== Task ==
Write out every line below that includes the word "color".

(Stored entries)
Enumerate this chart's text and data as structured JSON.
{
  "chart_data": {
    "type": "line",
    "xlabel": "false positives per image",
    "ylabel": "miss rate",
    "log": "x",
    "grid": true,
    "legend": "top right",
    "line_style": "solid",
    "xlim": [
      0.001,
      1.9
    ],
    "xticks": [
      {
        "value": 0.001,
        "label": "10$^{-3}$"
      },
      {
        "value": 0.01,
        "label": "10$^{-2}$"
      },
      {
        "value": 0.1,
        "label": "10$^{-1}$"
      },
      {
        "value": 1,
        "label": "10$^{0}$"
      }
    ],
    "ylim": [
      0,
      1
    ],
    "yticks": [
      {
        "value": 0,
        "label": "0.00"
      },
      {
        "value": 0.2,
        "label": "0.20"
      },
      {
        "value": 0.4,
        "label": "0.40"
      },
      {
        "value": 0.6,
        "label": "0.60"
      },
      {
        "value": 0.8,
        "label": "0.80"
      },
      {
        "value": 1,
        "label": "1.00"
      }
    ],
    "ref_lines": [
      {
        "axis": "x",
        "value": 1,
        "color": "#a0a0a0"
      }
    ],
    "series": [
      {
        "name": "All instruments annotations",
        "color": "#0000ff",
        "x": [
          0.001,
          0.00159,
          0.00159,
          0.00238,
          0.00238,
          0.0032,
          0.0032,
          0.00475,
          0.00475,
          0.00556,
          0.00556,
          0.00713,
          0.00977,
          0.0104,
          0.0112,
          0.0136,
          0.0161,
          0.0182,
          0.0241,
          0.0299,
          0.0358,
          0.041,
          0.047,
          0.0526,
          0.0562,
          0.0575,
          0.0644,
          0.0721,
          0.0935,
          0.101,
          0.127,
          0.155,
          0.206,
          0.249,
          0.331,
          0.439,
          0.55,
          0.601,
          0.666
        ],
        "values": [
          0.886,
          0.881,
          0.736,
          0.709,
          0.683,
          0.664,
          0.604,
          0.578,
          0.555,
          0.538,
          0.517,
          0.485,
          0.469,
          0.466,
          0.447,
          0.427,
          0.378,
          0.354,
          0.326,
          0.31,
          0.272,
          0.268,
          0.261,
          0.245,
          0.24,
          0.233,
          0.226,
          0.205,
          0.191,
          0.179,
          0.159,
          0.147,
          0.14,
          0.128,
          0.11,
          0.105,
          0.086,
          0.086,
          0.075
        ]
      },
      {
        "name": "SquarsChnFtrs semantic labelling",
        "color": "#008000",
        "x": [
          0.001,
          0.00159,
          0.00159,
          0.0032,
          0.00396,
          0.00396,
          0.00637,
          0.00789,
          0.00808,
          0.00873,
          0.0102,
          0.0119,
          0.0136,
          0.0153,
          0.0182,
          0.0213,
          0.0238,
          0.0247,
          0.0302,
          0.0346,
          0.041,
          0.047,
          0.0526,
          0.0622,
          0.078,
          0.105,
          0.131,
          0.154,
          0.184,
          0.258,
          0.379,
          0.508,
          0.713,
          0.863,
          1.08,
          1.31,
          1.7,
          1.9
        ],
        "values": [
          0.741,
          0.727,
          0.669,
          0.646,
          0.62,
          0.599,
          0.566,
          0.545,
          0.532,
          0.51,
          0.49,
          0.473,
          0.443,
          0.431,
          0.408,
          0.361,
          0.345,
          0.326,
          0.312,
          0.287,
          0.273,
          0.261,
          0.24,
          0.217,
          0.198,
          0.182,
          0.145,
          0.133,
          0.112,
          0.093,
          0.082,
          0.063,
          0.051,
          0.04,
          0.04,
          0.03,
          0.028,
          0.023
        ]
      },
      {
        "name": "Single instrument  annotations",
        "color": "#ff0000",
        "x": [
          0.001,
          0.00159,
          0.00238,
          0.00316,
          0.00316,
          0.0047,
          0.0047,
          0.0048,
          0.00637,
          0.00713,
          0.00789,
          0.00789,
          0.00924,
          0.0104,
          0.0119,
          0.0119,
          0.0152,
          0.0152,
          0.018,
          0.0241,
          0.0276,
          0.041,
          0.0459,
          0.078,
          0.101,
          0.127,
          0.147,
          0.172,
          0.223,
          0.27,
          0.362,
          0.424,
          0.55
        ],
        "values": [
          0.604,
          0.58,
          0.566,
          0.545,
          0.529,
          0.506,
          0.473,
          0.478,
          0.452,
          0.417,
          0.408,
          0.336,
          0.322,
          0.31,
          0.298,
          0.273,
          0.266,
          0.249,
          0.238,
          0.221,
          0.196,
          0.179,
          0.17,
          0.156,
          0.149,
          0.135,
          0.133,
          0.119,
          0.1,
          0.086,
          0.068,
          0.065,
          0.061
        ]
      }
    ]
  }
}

== Full answer ==
        "color": "#a0a0a0"
        "color": "#0000ff",
        "color": "#008000",
        "color": "#ff0000",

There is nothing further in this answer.